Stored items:
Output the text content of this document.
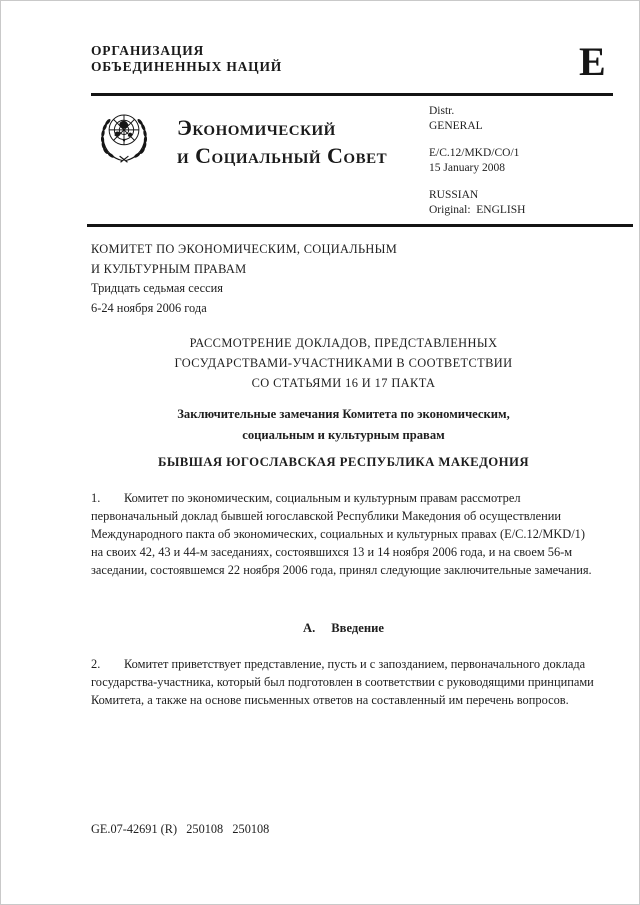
ОРГАНИЗАЦИЯ
ОБЪЕДИНЕННЫХ НАЦИЙ	E
Экономический
и Социальный Совет
Distr.
GENERAL
E/C.12/MKD/CO/1
15 January 2008
RUSSIAN
Original:  ENGLISH
КОМИТЕТ ПО ЭКОНОМИЧЕСКИМ, СОЦИАЛЬНЫМ
И КУЛЬТУРНЫМ ПРАВАМ
Тридцать седьмая сессия
6-24 ноября 2006 года
РАССМОТРЕНИЕ ДОКЛАДОВ, ПРЕДСТАВЛЕННЫХ
ГОСУДАРСТВАМИ-УЧАСТНИКАМИ В СООТВЕТСТВИИ
СО СТАТЬЯМИ 16 И 17 ПАКТА
Заключительные замечания Комитета по экономическим,
социальным и культурным правам
БЫВШАЯ ЮГОСЛАВСКАЯ РЕСПУБЛИКА МАКЕДОНИЯ
1. Комитет по экономическим, социальным и культурным правам рассмотрел первоначальный доклад бывшей югославской Республики Македония об осуществлении Международного пакта об экономических, социальных и культурных правах (E/C.12/MKD/1) на своих 42, 43 и 44-м заседаниях, состоявшихся 13 и 14 ноября 2006 года, и на своем 56-м заседании, состоявшемся 22 ноября 2006 года, принял следующие заключительные замечания.
A. Введение
2. Комитет приветствует представление, пусть и с запозданием, первоначального доклада государства-участника, который был подготовлен в соответствии с руководящими принципами Комитета, а также на основе письменных ответов на составленный им перечень вопросов.
GE.07-42691 (R)   250108   250108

[Your objective]:
Retype the records exactly. Any image in them should not appear in what you write.

[Task solution]:
Output the text content of this document.
ОРГАНИЗАЦИЯ
ОБЪЕДИНЕННЫХ НАЦИЙ	E
Экономический
и Социальный Совет
Distr.
GENERAL
E/C.12/MKD/CO/1
15 January 2008
RUSSIAN
Original:  ENGLISH
КОМИТЕТ ПО ЭКОНОМИЧЕСКИМ, СОЦИАЛЬНЫМ
И КУЛЬТУРНЫМ ПРАВАМ
Тридцать седьмая сессия
6-24 ноября 2006 года
РАССМОТРЕНИЕ ДОКЛАДОВ, ПРЕДСТАВЛЕННЫХ
ГОСУДАРСТВАМИ-УЧАСТНИКАМИ В СООТВЕТСТВИИ
СО СТАТЬЯМИ 16 И 17 ПАКТА
Заключительные замечания Комитета по экономическим,
социальным и культурным правам
БЫВШАЯ ЮГОСЛАВСКАЯ РЕСПУБЛИКА МАКЕДОНИЯ
1. Комитет по экономическим, социальным и культурным правам рассмотрел первоначальный доклад бывшей югославской Республики Македония об осуществлении Международного пакта об экономических, социальных и культурных правах (E/C.12/MKD/1) на своих 42, 43 и 44-м заседаниях, состоявшихся 13 и 14 ноября 2006 года, и на своем 56-м заседании, состоявшемся 22 ноября 2006 года, принял следующие заключительные замечания.
A. Введение
2. Комитет приветствует представление, пусть и с запозданием, первоначального доклада государства-участника, который был подготовлен в соответствии с руководящими принципами Комитета, а также на основе письменных ответов на составленный им перечень вопросов.
GE.07-42691 (R)   250108   250108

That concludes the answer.